--- start of MATERIAL PROVIDED ---

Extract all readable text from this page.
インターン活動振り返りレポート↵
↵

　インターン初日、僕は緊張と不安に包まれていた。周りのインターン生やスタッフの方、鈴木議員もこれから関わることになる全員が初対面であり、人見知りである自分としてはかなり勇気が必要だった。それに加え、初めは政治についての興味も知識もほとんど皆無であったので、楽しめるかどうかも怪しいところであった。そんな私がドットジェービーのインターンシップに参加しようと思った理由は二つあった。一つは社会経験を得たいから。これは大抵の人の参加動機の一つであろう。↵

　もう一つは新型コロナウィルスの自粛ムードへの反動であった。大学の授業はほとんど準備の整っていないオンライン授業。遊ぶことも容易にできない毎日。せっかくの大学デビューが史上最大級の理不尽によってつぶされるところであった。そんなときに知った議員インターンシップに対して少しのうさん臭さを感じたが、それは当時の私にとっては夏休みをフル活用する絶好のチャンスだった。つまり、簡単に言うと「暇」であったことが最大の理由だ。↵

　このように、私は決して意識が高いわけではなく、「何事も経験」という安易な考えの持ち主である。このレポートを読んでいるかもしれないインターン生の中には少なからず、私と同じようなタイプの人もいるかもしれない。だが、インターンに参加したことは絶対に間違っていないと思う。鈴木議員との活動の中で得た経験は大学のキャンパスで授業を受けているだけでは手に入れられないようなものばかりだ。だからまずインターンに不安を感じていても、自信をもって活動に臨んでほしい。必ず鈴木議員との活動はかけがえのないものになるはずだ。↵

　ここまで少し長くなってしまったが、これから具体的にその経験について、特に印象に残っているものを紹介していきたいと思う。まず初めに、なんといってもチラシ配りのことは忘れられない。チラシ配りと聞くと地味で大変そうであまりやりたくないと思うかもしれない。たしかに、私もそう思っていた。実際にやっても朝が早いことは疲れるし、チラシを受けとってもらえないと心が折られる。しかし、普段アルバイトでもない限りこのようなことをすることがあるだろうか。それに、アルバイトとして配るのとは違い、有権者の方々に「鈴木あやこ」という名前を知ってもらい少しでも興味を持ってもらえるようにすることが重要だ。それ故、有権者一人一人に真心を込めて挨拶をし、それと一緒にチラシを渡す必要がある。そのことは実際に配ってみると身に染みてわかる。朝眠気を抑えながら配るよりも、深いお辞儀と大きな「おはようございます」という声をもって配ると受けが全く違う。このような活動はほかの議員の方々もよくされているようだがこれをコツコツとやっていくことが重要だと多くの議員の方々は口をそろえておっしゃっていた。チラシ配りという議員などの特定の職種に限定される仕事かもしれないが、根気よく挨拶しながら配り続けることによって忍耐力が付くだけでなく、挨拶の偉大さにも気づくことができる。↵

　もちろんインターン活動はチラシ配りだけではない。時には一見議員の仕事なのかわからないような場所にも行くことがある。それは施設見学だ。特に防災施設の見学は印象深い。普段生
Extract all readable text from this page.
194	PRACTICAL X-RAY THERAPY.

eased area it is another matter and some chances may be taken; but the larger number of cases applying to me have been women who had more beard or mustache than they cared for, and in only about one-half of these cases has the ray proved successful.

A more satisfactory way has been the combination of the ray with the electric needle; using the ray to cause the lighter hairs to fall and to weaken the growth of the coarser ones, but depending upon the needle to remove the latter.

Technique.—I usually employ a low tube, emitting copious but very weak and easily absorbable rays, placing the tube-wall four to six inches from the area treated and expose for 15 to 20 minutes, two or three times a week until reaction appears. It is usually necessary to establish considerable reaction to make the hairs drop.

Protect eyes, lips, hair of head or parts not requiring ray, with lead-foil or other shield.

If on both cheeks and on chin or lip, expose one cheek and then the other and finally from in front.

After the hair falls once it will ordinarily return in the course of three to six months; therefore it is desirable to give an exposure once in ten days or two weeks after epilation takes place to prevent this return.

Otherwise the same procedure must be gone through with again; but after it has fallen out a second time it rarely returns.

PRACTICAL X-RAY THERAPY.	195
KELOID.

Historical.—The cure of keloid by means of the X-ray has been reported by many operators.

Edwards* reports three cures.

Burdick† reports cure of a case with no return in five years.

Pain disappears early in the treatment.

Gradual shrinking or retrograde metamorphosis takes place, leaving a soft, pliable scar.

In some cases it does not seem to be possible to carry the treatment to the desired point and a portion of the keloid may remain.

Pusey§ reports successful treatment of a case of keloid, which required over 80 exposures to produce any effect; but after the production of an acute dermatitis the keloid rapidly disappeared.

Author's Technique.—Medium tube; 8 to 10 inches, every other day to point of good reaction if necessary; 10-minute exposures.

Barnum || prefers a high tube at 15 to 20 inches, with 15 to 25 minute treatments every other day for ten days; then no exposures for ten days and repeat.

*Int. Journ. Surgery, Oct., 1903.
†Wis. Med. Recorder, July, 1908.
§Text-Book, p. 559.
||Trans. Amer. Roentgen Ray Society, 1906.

--- end of MATERIAL PROVIDED ---

DIRECTIONS FOR THIS TASK:
State the number of lines in the data that include the string "days", and add nothing else.

RESPONSE:
2